Layout coordinate data
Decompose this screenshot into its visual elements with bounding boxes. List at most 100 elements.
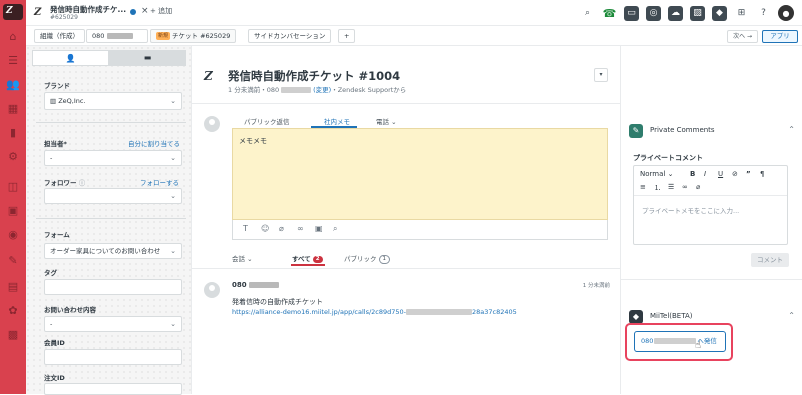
search-icon[interactable]: ⌕ [580,6,595,21]
chevron-down-icon: ⌄ [170,320,176,328]
tickets-icon[interactable]: ☰ [6,54,20,68]
paragraph-style-select[interactable]: Normal ⌄ [640,170,673,178]
attachment-icon[interactable]: ⌀ [279,224,284,233]
call-button-highlight: 080 へ発信 ☝ [625,323,733,361]
unsaved-dot-icon [130,9,136,15]
app-icon-4[interactable]: ✎ [6,254,20,268]
app-icon-2[interactable]: ▣ [6,204,20,218]
ticket-title[interactable]: 発信時自動作成チケット #1004 [228,68,400,84]
zendesk-logo[interactable]: Z [3,4,23,20]
inquiry-value: - [50,320,53,328]
clear-format-icon[interactable]: ¶ [760,170,764,178]
strikethrough-icon[interactable]: ⊘ [732,170,738,178]
bold-icon[interactable]: B [690,170,695,178]
form-value: オーダー家具についてのお問い合わせ [50,247,161,255]
products-grid-icon[interactable]: ⊞ [734,6,749,21]
member-id-input[interactable] [44,349,182,365]
call-button-prefix: 080 [641,337,654,345]
filter-all-label: すべて [292,255,311,263]
rich-text-toolbar: Normal ⌄ B I U ⊘ ” ¶ ≡ ⒈ ☰ ∞ ⌀ [634,166,787,196]
underline-icon[interactable]: U [718,170,723,178]
brand-select[interactable]: ▥ ZeQ,Inc. ⌄ [44,92,182,110]
breadcrumb-requester[interactable]: 080 [86,29,148,43]
tab-internal-note[interactable]: 社内メモ [324,116,350,126]
app-icon-7[interactable]: ▩ [6,328,20,342]
app-tray-icon-1[interactable]: ▭ [624,5,639,21]
app-icon-1[interactable]: ◫ [6,180,20,194]
private-comment-placeholder: プライベートメモをここに入力... [642,207,740,215]
assignee-select[interactable]: - ⌄ [44,150,182,166]
follower-input[interactable]: ⌄ [44,188,182,204]
chevron-down-icon: ⌄ [170,247,176,255]
app-icon-5[interactable]: ▤ [6,280,20,294]
breadcrumb-ticket[interactable]: 新規 チケット #625029 [150,29,237,43]
app-tray-icon-5[interactable]: ◆ [712,5,727,21]
properties-tabs: 👤 ▬ [32,50,186,66]
assign-to-self-link[interactable]: 自分に割り当てる [128,138,180,148]
breadcrumb-side-conversation[interactable]: サイドカンバセーション [248,29,332,43]
ticket-tab-id: #625029 [50,14,78,21]
private-comments-header[interactable]: ✎ Private Comments ⌃ [629,123,795,139]
redacted-phone [281,87,312,93]
emoji-icon[interactable]: ☺ [261,224,269,233]
link-icon[interactable]: ∞ [682,183,688,191]
reports-icon[interactable]: ▮ [6,126,20,140]
phone-icon[interactable]: ☎ [602,6,617,21]
call-recording-link[interactable]: https://alliance-demo16.miitel.jp/app/ca… [232,308,517,316]
info-icon: ⓘ [78,179,86,187]
organizations-icon[interactable]: ▦ [6,102,20,116]
internal-note-editor[interactable]: メモメモ [232,128,608,220]
ticket-tab[interactable]: Z 発信時自動作成チケ... #625029 × [34,3,164,23]
tab-phone[interactable]: 電話 ⌄ [376,116,397,126]
filter-all[interactable]: すべて 2 [292,253,323,263]
search-knowledge-icon[interactable]: ⌕ [333,224,337,234]
collapse-chevron-icon[interactable]: ⌃ [788,125,795,134]
filter-conversation[interactable]: 会話 ⌄ [232,253,253,263]
message-author[interactable]: 080 [232,281,280,289]
settings-icon[interactable]: ⚙ [6,150,20,164]
add-tab-button[interactable]: + 追加 [150,6,172,16]
ordered-list-icon[interactable]: ⒈ [654,183,661,193]
private-comment-label: プライベートコメント [633,154,703,162]
help-icon[interactable]: ? [756,6,771,21]
app-tray-icon-4[interactable]: ▨ [690,5,705,21]
order-id-input[interactable] [44,383,182,395]
call-button[interactable]: 080 へ発信 [634,331,726,352]
align-left-icon[interactable]: ≡ [640,183,646,191]
tab-user[interactable]: 👤 [32,50,109,66]
home-icon[interactable]: ⌂ [6,30,20,44]
macro-icon[interactable]: ▣ [315,224,323,233]
ticket-options-button[interactable]: ▾ [594,68,608,82]
quote-icon[interactable]: ” [746,170,751,178]
app-tray-icon-3[interactable]: ☁ [668,5,683,21]
close-tab-icon[interactable]: × [141,6,149,16]
user-avatar[interactable]: ● [778,5,794,21]
link-icon[interactable]: ∞ [297,224,304,233]
tag-input[interactable] [44,279,182,295]
filter-public[interactable]: パブリック 1 [344,253,390,264]
private-comment-editor[interactable]: Normal ⌄ B I U ⊘ ” ¶ ≡ ⒈ ☰ ∞ ⌀ プライベートメモを… [633,165,788,245]
change-requester-link[interactable]: (変更) [313,86,331,94]
users-icon[interactable]: 👥 [6,78,20,92]
add-side-conversation-button[interactable]: + [338,29,356,43]
app-icon-3[interactable]: ◉ [6,228,20,242]
apps-button[interactable]: アプリ [762,30,798,43]
next-button[interactable]: 次へ → [727,30,758,43]
form-select[interactable]: オーダー家具についてのお問い合わせ ⌄ [44,243,182,259]
italic-icon[interactable]: I [704,170,706,178]
comment-button[interactable]: コメント [751,253,789,267]
tab-public-reply[interactable]: パブリック返信 [244,116,290,126]
attachment-icon[interactable]: ⌀ [696,183,700,191]
ticket-meta-suffix: ・Zendesk Supportから [331,86,407,94]
bullet-list-icon[interactable]: ☰ [668,183,674,191]
collapse-chevron-icon[interactable]: ⌃ [788,311,795,320]
text-format-icon[interactable]: T [243,224,248,233]
inquiry-select[interactable]: - ⌄ [44,316,182,332]
private-comments-app-icon: ✎ [629,124,643,138]
follow-link[interactable]: フォローする [140,177,179,187]
message-body: 発着信時の自動作成チケット [232,298,323,306]
app-tray-icon-2[interactable]: ◎ [646,5,661,21]
tab-organization[interactable]: ▬ [109,50,186,66]
breadcrumb-org[interactable]: 組織（作成） [34,29,85,43]
app-icon-6[interactable]: ✿ [6,304,20,318]
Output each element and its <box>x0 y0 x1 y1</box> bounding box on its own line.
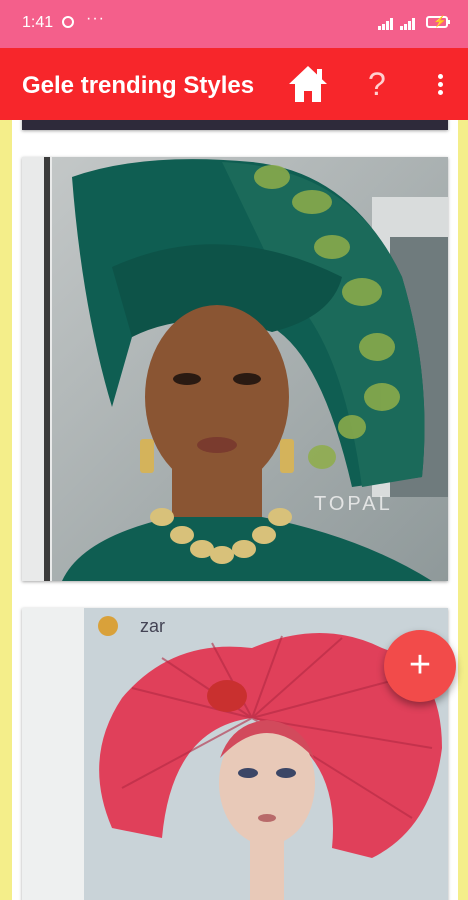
status-time: 1:41 <box>22 14 54 31</box>
feed-card[interactable]: zar <box>22 608 448 900</box>
message-icon <box>62 16 74 28</box>
app-title: Gele trending Styles <box>22 72 255 99</box>
status-bar: 1:41 ··· ⚡ <box>0 0 468 48</box>
watermark-logo <box>98 616 118 636</box>
home-icon[interactable] <box>287 64 329 104</box>
feed-card-previous[interactable] <box>22 120 448 130</box>
signal-icon <box>378 18 393 30</box>
add-fab-button[interactable]: + <box>384 630 456 702</box>
help-icon[interactable]: ? <box>368 66 386 103</box>
feed-card[interactable]: TOPAL <box>22 157 448 581</box>
image-watermark: TOPAL <box>314 493 393 515</box>
image-feed[interactable]: TOPAL zar <box>12 120 458 900</box>
signal-icon-2 <box>400 18 415 30</box>
gele-green-image <box>22 157 448 581</box>
overflow-menu-icon[interactable] <box>430 72 450 100</box>
plus-icon: + <box>408 644 432 686</box>
image-watermark: zar <box>140 616 166 636</box>
more-notifications-icon: ··· <box>86 10 105 27</box>
battery-icon: ⚡ <box>426 16 450 28</box>
app-bar: Gele trending Styles <box>0 48 468 120</box>
gele-red-image <box>22 608 448 900</box>
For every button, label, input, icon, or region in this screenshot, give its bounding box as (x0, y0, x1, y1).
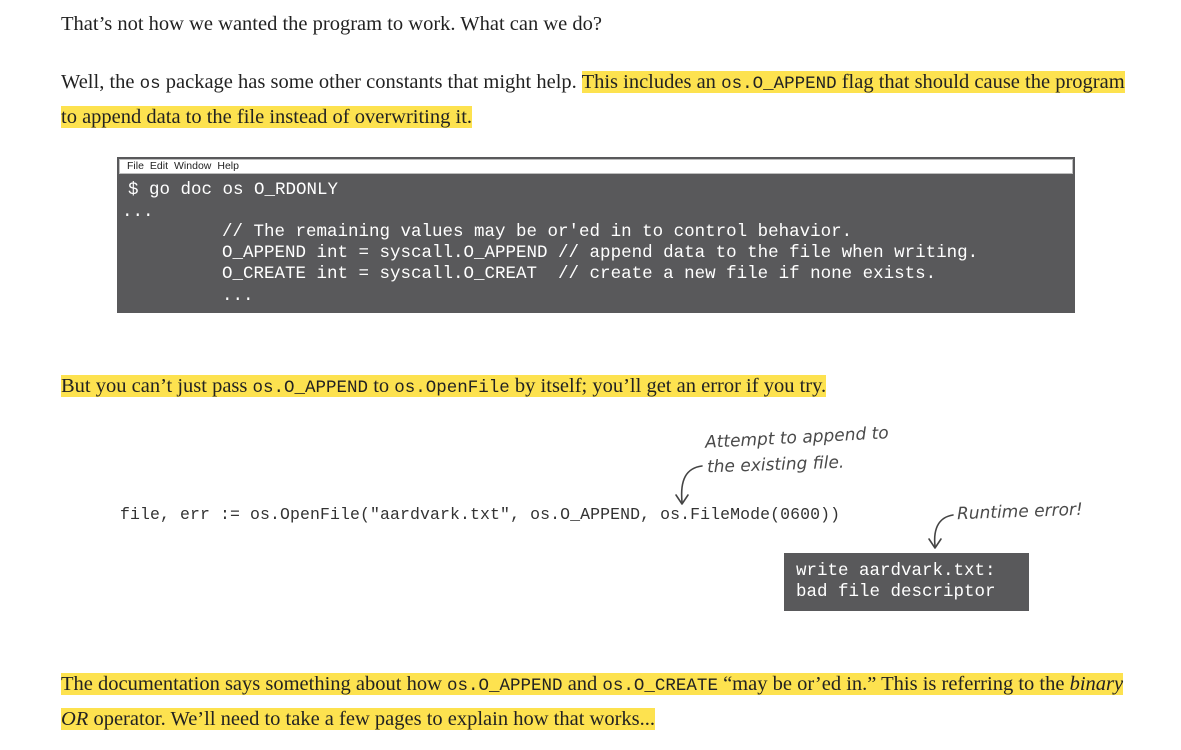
arrow-runtime (933, 514, 954, 547)
terminal-window: File Edit Window Help $ go doc os O_RDONLY … (117, 157, 1075, 313)
text-span: “may be or’ed in.” This is referring to … (717, 673, 1070, 695)
terminal-line: ... (222, 286, 254, 306)
text-span: operator. We’ll need to take a few pages… (88, 708, 656, 730)
annotation-append-line2: the existing file. (706, 452, 845, 478)
menu-item-file[interactable]: File (127, 160, 144, 172)
terminal-menu-bar: File Edit Window Help (119, 159, 1073, 174)
text-span: This includes an (581, 71, 722, 93)
annotation-runtime-error: Runtime error! (956, 499, 1084, 525)
arrow-append (680, 465, 703, 503)
text-span: and (562, 673, 603, 695)
terminal-line: // The remaining values may be or'ed in … (222, 222, 853, 242)
highlight-span: But you can’t just pass os.O_APPEND to o… (61, 375, 827, 398)
text-span: by itself; you’ll get an error if you tr… (509, 375, 827, 397)
highlight-span: The documentation says something about h… (61, 673, 1124, 730)
terminal-line: O_APPEND int = syscall.O_APPEND // appen… (222, 243, 979, 263)
paragraph-intro: That’s not how we wanted the program to … (61, 8, 1125, 41)
text-span: Well, the (61, 71, 140, 93)
text-span: The documentation says something about h… (61, 673, 448, 695)
code-example: file, err := os.OpenFile("aardvark.txt",… (120, 505, 841, 524)
inline-code: os.OpenFile (394, 378, 510, 398)
text-span: to (368, 375, 395, 397)
menu-item-help[interactable]: Help (217, 160, 239, 172)
arrow-append-head (675, 494, 689, 505)
paragraph-append-flag: Well, the os package has some other cons… (61, 66, 1125, 134)
paragraph-text: That’s not how we wanted the program to … (61, 13, 603, 35)
menu-item-edit[interactable]: Edit (150, 160, 168, 172)
inline-code: os.O_APPEND (447, 676, 563, 696)
inline-code: os.O_CREATE (602, 676, 718, 696)
arrow-runtime-head (928, 538, 942, 549)
text-span: package has some other constants that mi… (160, 71, 582, 93)
menu-item-window[interactable]: Window (174, 160, 211, 172)
paragraph-error-warning: But you can’t just pass os.O_APPEND to o… (61, 370, 1125, 405)
terminal-line: $ go doc os O_RDONLY (128, 180, 339, 200)
annotation-append-line1: Attempt to append to (704, 423, 890, 453)
inline-code: os.O_APPEND (252, 378, 369, 398)
text-span: But you can’t just pass (61, 375, 253, 397)
inline-code: os.O_APPEND (721, 74, 837, 94)
paragraph-binary-or: The documentation says something about h… (61, 668, 1125, 736)
inline-code: os (139, 74, 161, 94)
terminal-line: O_CREATE int = syscall.O_CREAT // create… (222, 264, 937, 284)
terminal-line: ... (122, 202, 154, 222)
error-output-box: write aardvark.txt: bad file descriptor (784, 553, 1029, 611)
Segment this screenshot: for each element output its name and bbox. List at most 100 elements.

- **Given request**: Pull out every row above that has the word "annotation" in it.

- **Exercise response**:
annotation-append-line2: the existing file. (706, 452, 845, 478)
annotation-runtime-error: Runtime error! (956, 499, 1084, 525)
annotation-append-line1: Attempt to append to (704, 423, 890, 453)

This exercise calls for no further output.